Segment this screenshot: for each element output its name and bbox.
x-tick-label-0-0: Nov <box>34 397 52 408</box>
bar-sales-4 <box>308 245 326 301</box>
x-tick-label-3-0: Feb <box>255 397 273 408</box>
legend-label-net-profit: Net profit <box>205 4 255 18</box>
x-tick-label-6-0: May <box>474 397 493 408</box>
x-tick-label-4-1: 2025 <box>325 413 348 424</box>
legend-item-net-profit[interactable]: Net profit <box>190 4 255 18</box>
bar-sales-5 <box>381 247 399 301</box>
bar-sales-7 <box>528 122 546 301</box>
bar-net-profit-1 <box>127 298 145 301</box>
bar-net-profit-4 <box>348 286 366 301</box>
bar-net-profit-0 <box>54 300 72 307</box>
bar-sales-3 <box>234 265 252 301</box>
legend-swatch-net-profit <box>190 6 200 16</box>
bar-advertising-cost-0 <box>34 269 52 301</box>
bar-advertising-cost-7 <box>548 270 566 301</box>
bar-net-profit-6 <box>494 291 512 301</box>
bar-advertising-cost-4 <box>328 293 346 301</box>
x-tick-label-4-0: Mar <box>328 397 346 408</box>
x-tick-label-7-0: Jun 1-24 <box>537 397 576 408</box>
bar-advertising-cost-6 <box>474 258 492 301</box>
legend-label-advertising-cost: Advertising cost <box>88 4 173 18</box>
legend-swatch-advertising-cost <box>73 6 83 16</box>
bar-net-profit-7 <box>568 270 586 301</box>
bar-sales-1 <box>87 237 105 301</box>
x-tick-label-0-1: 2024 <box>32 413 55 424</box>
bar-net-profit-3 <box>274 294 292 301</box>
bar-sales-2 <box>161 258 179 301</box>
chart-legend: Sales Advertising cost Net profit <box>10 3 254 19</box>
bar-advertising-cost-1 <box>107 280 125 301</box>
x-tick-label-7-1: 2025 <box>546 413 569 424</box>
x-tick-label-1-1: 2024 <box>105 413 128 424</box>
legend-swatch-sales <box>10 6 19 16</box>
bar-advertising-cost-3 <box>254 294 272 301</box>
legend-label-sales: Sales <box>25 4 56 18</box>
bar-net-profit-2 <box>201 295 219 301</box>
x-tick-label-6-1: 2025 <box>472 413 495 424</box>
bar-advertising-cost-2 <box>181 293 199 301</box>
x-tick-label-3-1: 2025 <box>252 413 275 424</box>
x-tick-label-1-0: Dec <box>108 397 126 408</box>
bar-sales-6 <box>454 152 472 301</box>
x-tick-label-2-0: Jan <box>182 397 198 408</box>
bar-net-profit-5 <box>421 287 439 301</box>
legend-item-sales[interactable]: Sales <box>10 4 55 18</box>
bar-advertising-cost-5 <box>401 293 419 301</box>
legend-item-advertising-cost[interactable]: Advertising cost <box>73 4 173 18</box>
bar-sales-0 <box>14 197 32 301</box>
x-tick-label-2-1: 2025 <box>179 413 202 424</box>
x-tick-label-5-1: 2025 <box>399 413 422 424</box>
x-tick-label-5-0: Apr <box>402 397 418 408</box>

PROBLEM DESCRIPTION: Pick out every row above that contains the string "item", where case counts.

SOLUTION TO THE PROBLEM:
legend-item-net-profit[interactable]: Net profit <box>190 4 255 18</box>
legend-item-sales[interactable]: Sales <box>10 4 55 18</box>
legend-item-advertising-cost[interactable]: Advertising cost <box>73 4 173 18</box>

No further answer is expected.